Work to do →
Below are the records. Gather each line that holds "поскольку".

-.-.-

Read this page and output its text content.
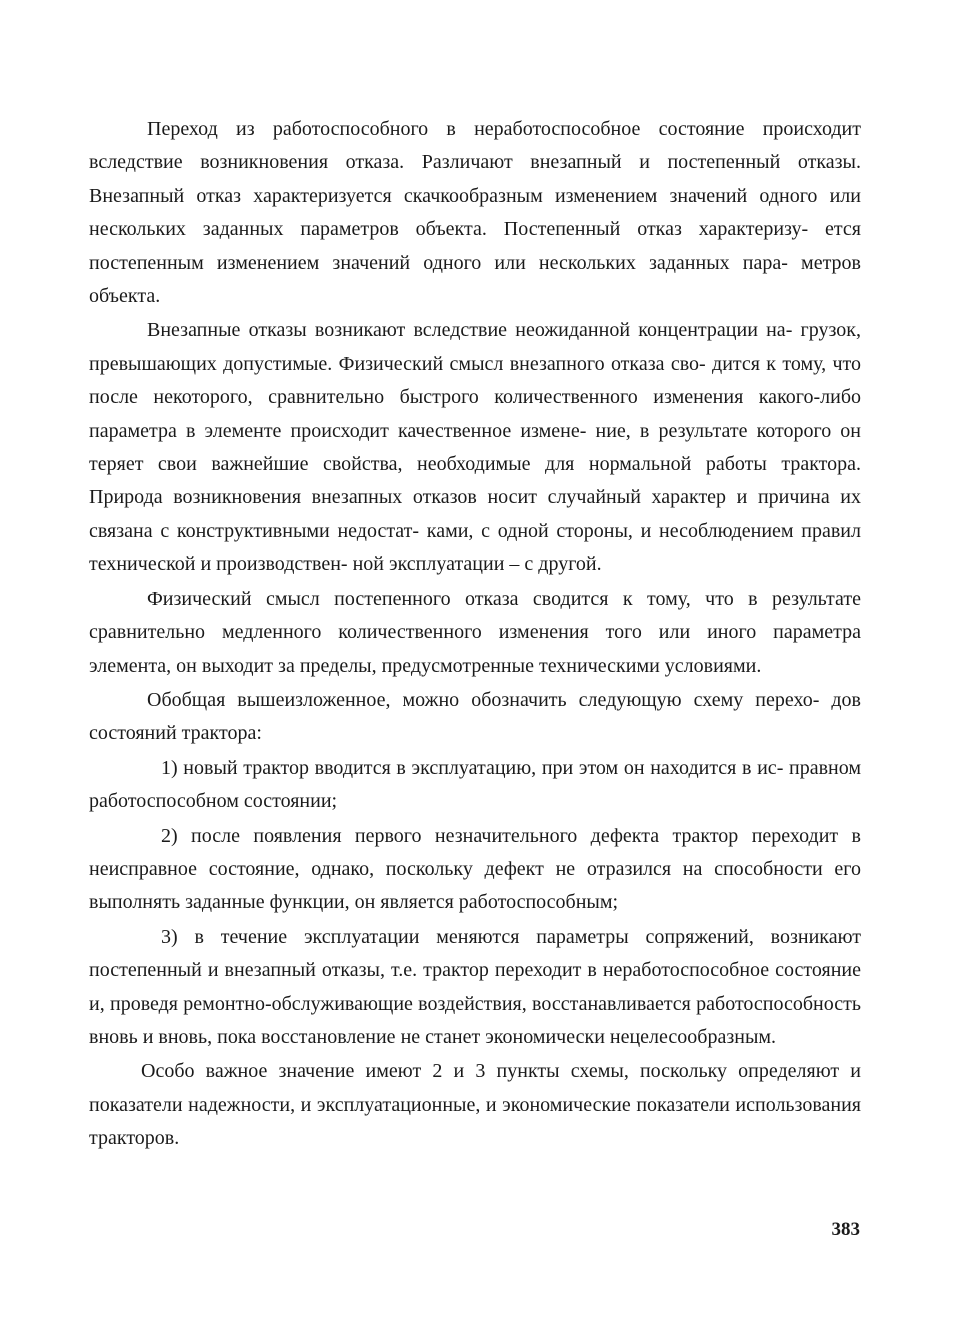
Переход из работоспособного в неработоспособное состояние происходит вследствие возникновения отказа. Различают внезапный и постепенный отказы. Внезапный отказ характеризуется скачкообразным изменением значений одного или нескольких заданных параметров объекта. Постепенный отказ характеризу- ется постепенным изменением значений одного или нескольких заданных пара- метров объекта.

Внезапные отказы возникают вследствие неожиданной концентрации на- грузок, превышающих допустимые. Физический смысл внезапного отказа сво- дится к тому, что после некоторого, сравнительно быстрого количественного изменения какого-либо параметра в элементе происходит качественное измене- ние, в результате которого он теряет свои важнейшие свойства, необходимые для нормальной работы трактора. Природа возникновения внезапных отказов носит случайный характер и причина их связана с конструктивными недостат- ками, с одной стороны, и несоблюдением правил технической и производствен- ной эксплуатации – с другой.

Физический смысл постепенного отказа сводится к тому, что в результате сравнительно медленного количественного изменения того или иного параметра элемента, он выходит за пределы, предусмотренные техническими условиями.

Обобщая вышеизложенное, можно обозначить следующую схему перехо- дов состояний трактора:

1) новый трактор вводится в эксплуатацию, при этом он находится в ис- правном работоспособном состоянии;

2) после появления первого незначительного дефекта трактор переходит в неисправное состояние, однако, поскольку дефект не отразился на способности его выполнять заданные функции, он является работоспособным;

3) в течение эксплуатации меняются параметры сопряжений, возникают постепенный и внезапный отказы, т.е. трактор переходит в неработоспособное состояние и, проведя ремонтно-обслуживающие воздействия, восстанавливается работоспособность вновь и вновь, пока восстановление не станет экономически нецелесообразным.

Особо важное значение имеют 2 и 3 пункты схемы, поскольку определяют и показатели надежности, и эксплуатационные, и экономические показатели использования тракторов.

383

-.-.-

Solution for this exercise →
2) после появления первого незначительного дефекта трактор переходит в неисправное состояние, однако, поскольку дефект не отразился на способности его выполнять заданные функции, он является работоспособным;
Особо важное значение имеют 2 и 3 пункты схемы, поскольку определяют и показатели надежности, и эксплуатационные, и экономические показатели использования тракторов.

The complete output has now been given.